Set down all of the data that follows word for word, without the images.

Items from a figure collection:
-- -- --

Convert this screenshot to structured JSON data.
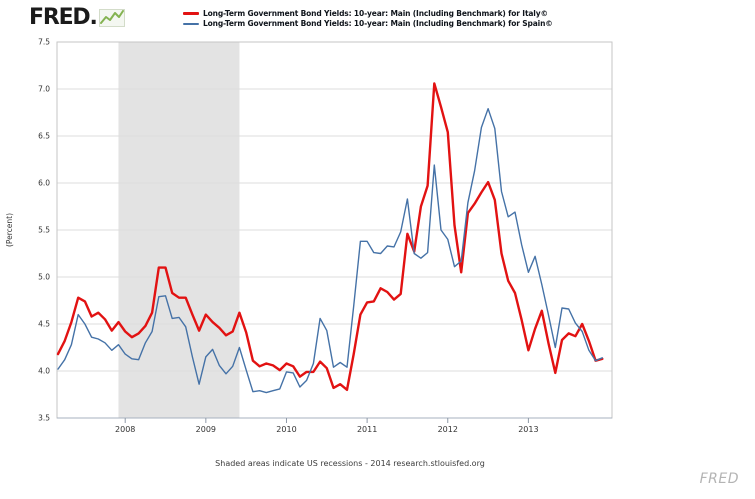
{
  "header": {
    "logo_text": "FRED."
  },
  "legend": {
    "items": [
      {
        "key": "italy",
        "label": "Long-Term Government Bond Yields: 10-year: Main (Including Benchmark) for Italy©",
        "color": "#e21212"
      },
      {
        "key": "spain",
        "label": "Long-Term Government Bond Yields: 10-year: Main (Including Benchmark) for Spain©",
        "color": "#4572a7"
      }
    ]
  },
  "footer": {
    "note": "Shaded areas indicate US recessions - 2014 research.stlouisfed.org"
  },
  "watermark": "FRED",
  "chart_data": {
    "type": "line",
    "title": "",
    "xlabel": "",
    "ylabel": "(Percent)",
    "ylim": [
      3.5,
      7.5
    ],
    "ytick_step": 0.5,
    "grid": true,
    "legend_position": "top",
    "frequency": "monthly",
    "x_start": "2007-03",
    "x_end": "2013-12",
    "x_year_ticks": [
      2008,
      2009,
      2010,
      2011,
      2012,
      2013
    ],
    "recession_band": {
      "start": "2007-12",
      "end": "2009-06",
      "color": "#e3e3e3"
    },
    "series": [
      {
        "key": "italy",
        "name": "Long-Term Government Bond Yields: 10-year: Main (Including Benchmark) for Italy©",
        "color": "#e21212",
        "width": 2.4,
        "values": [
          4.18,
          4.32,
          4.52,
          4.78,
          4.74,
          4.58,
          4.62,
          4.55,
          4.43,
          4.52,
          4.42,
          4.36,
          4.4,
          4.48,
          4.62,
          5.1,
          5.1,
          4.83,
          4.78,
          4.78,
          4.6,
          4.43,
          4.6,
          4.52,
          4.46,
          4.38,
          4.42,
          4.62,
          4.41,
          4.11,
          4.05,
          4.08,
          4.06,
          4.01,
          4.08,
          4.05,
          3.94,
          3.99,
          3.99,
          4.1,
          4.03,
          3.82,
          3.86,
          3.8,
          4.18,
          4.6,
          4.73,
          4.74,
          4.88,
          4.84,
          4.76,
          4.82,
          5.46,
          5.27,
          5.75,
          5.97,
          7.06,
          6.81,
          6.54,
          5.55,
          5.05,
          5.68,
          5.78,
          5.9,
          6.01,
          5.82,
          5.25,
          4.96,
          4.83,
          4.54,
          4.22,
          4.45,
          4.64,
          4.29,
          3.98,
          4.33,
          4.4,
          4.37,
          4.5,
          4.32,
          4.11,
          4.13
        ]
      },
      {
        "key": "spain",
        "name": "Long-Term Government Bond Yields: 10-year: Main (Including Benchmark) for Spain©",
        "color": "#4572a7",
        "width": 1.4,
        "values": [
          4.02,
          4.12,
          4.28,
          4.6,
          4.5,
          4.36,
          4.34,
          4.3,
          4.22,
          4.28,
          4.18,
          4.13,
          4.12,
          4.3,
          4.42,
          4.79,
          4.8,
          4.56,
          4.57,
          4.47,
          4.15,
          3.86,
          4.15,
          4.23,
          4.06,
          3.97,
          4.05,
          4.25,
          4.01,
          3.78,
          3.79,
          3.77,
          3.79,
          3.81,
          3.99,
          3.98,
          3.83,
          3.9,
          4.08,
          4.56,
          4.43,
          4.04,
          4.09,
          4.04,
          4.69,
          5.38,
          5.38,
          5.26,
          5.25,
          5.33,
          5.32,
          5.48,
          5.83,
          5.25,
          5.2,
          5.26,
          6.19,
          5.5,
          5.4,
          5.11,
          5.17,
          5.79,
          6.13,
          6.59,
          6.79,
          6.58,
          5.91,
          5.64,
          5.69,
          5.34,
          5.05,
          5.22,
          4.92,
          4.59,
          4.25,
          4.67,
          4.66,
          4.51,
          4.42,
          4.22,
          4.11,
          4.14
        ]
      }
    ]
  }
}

-- -- --

Complete answer:
Convert this screenshot to structured JSON data.
{
  "header": {
    "logo_text": "FRED."
  },
  "legend": {
    "items": [
      {
        "key": "italy",
        "label": "Long-Term Government Bond Yields: 10-year: Main (Including Benchmark) for Italy©",
        "color": "#e21212"
      },
      {
        "key": "spain",
        "label": "Long-Term Government Bond Yields: 10-year: Main (Including Benchmark) for Spain©",
        "color": "#4572a7"
      }
    ]
  },
  "footer": {
    "note": "Shaded areas indicate US recessions - 2014 research.stlouisfed.org"
  },
  "watermark": "FRED",
  "chart_data": {
    "type": "line",
    "title": "",
    "xlabel": "",
    "ylabel": "(Percent)",
    "ylim": [
      3.5,
      7.5
    ],
    "ytick_step": 0.5,
    "grid": true,
    "legend_position": "top",
    "frequency": "monthly",
    "x_start": "2007-03",
    "x_end": "2013-12",
    "x_year_ticks": [
      2008,
      2009,
      2010,
      2011,
      2012,
      2013
    ],
    "recession_band": {
      "start": "2007-12",
      "end": "2009-06",
      "color": "#e3e3e3"
    },
    "series": [
      {
        "key": "italy",
        "name": "Long-Term Government Bond Yields: 10-year: Main (Including Benchmark) for Italy©",
        "color": "#e21212",
        "width": 2.4,
        "values": [
          4.18,
          4.32,
          4.52,
          4.78,
          4.74,
          4.58,
          4.62,
          4.55,
          4.43,
          4.52,
          4.42,
          4.36,
          4.4,
          4.48,
          4.62,
          5.1,
          5.1,
          4.83,
          4.78,
          4.78,
          4.6,
          4.43,
          4.6,
          4.52,
          4.46,
          4.38,
          4.42,
          4.62,
          4.41,
          4.11,
          4.05,
          4.08,
          4.06,
          4.01,
          4.08,
          4.05,
          3.94,
          3.99,
          3.99,
          4.1,
          4.03,
          3.82,
          3.86,
          3.8,
          4.18,
          4.6,
          4.73,
          4.74,
          4.88,
          4.84,
          4.76,
          4.82,
          5.46,
          5.27,
          5.75,
          5.97,
          7.06,
          6.81,
          6.54,
          5.55,
          5.05,
          5.68,
          5.78,
          5.9,
          6.01,
          5.82,
          5.25,
          4.96,
          4.83,
          4.54,
          4.22,
          4.45,
          4.64,
          4.29,
          3.98,
          4.33,
          4.4,
          4.37,
          4.5,
          4.32,
          4.11,
          4.13
        ]
      },
      {
        "key": "spain",
        "name": "Long-Term Government Bond Yields: 10-year: Main (Including Benchmark) for Spain©",
        "color": "#4572a7",
        "width": 1.4,
        "values": [
          4.02,
          4.12,
          4.28,
          4.6,
          4.5,
          4.36,
          4.34,
          4.3,
          4.22,
          4.28,
          4.18,
          4.13,
          4.12,
          4.3,
          4.42,
          4.79,
          4.8,
          4.56,
          4.57,
          4.47,
          4.15,
          3.86,
          4.15,
          4.23,
          4.06,
          3.97,
          4.05,
          4.25,
          4.01,
          3.78,
          3.79,
          3.77,
          3.79,
          3.81,
          3.99,
          3.98,
          3.83,
          3.9,
          4.08,
          4.56,
          4.43,
          4.04,
          4.09,
          4.04,
          4.69,
          5.38,
          5.38,
          5.26,
          5.25,
          5.33,
          5.32,
          5.48,
          5.83,
          5.25,
          5.2,
          5.26,
          6.19,
          5.5,
          5.4,
          5.11,
          5.17,
          5.79,
          6.13,
          6.59,
          6.79,
          6.58,
          5.91,
          5.64,
          5.69,
          5.34,
          5.05,
          5.22,
          4.92,
          4.59,
          4.25,
          4.67,
          4.66,
          4.51,
          4.42,
          4.22,
          4.11,
          4.14
        ]
      }
    ]
  }
}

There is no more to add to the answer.